TEXTE DU DOCUMENT>

Assez tristement, la 12e commémoration du décès de notre grand écrivain Naguib Mahfouz a été marquée par une déclaration attribuée à la célèbre critique littéraire Siza Kassem, selon laquelle Naguib Mahfouz « était un lâche ». Une accusation naguère récurrente, quoiqu’en des termes moins crus, dans les milieux de la gauche égyptienne, qui reprochaient à Mahfouz de n’avoir jamais pris de positions politiques franchement opposées ou cherché à affronter le régime en place.
En fait, il s’agit plus d’une incompréhension du rôle de l’homme de lettres que d’un manque de courage chez celui-ci.
Sa vie durant, Naguib Mahfouz s’en est tenu à son rôle d’écrivain aussi bien sur le plan professionnel que personnel. Il croyait que l’écrivain avait pour mission d’écrire, que l’écriture était sa façon de s’exprimer, voire son arme. Une arme dont il a fait un usage si habile.
Ceux qui pensent que Mahfouz n’a jamais pris de position politique soit ne l’ont pas lu, soit ils l’ont lu et pas compris. Parce que Mahfouz a, dans la mesure des exigences littéraires, inclus sa pensée politique dans ses romans. Il a émis des critiques évidentes contre certaines pratiques politiques dans les années 1960. Son roman Dérives sur le Nil fut une révolte contre les dérapages des services de renseignements et de l’Union socialiste gangrenés par l’arrivisme et l’opportunisme. Des dérapages que le président Nasser dénonça par la suite en tant que symptômes avant-coureurs de la défaite de 1967.
Après la publication de ce roman, le maréchal Abdel-Hakim Amer donna l’ordre d’arrêter Mahfouz, un ordre qui, d’après ce que m’avait confié Sami Charaf, directeur de cabinet du président Nasser, s’est heurté au refus de ce dernier. Mais ce n’était de toute façon pas un secret et les nouvelles parvinrent à Mahfouz. Quelle fut la réaction de celui qu’on accuse aujourd’hui de manque de courage? Il s’attela à l’écriture de Miramar, un roman encore plus virulent que le précédent. Ce roman, qui parut quelques mois avant la défaite de 1967, annonçait une catastrophe imminente entraînée par la corruption. Peut-on toujours accuser Mahfouz de laxisme politique et de manque de courage ?
L’oeuvre de Mahfouz regorge de critiques politiques que seules des personnes courageuses peuvent formuler. Je me souviens d’une nouvelle intitulée La Peur et à propos de laquelle Mahfouz m’avait confié qu’il n’avait jamais autant redouté la réception de l’un de ses écrits. Le héros de La Peur était un officier tyrannique et son référentiel ne pouvait échapper à personne.

DONNÉES ENREGISTRÉES>
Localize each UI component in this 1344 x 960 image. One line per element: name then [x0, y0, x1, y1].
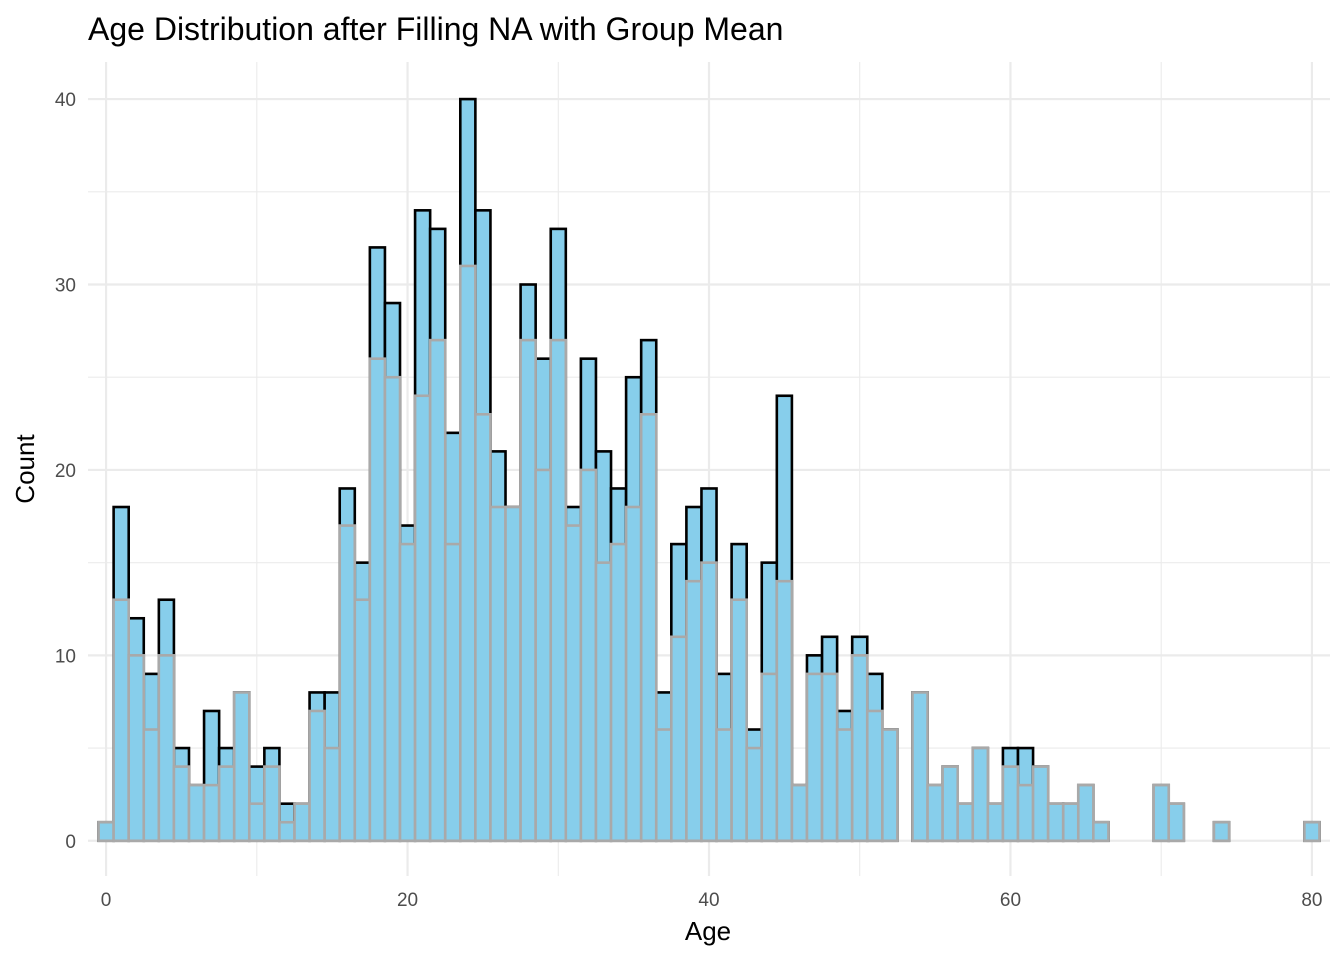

OBJECTIF>
Prolongez le texte sur Naguib Mahfouz en reprenant juste après sa dernière phrase. Les données forment un matériau à part, distinct du texte.

PRODUCTION ATTENDUE>
Non Messieurs, Naguib Mahfouz ne manquait pas de courage et n’a jamais échappé à la confrontation. En 1959, la publication en épisodes sur les pages d’Al-Ahram de son roman Les Fils de la Médina a suscité un tollé. Le directeur de l’Organisme de l’information de l’époque, Hassan Sabri Al-Kholi, a proposé à Mahfouz un débat avec les dignitaires religieux, qui l’ont attaqué après avoir religieusement interprété son roman. Au jour convenu, Mahfouz était là, au bureau d’Al-Kholi, à attendre les religieux qui ne sont jamais arrivés.
Croire que les manifestations, les slogans et les pancartes sont les seuls moyens d’expression politique relève de la naïveté. En fait, chaque catégorie sociale a ses propres moyens d’expression. Les étudiants ont des moyens d’expression différents de ceux des intellectuels, des hommes politiques ou des masses non organisées. Et une oeuvre politique peut s’avérer plus influente que les cris des manifestants.
A cause d’un voyage à l’étranger, je n’ai pas pu assister à la cérémonie de dédicace du livre de Mohamad Choeir Les Fils de la Médina, roman interdit, que je trouve d’ailleurs très intéressant. C’est à cette occasion que Siza Kassem a accusé Mahfouz de lâcheté, parce que, d’après ce que j’ai compris, Mahfouz n’avait jamais explicitement reconnu la portée religieuse de son roman.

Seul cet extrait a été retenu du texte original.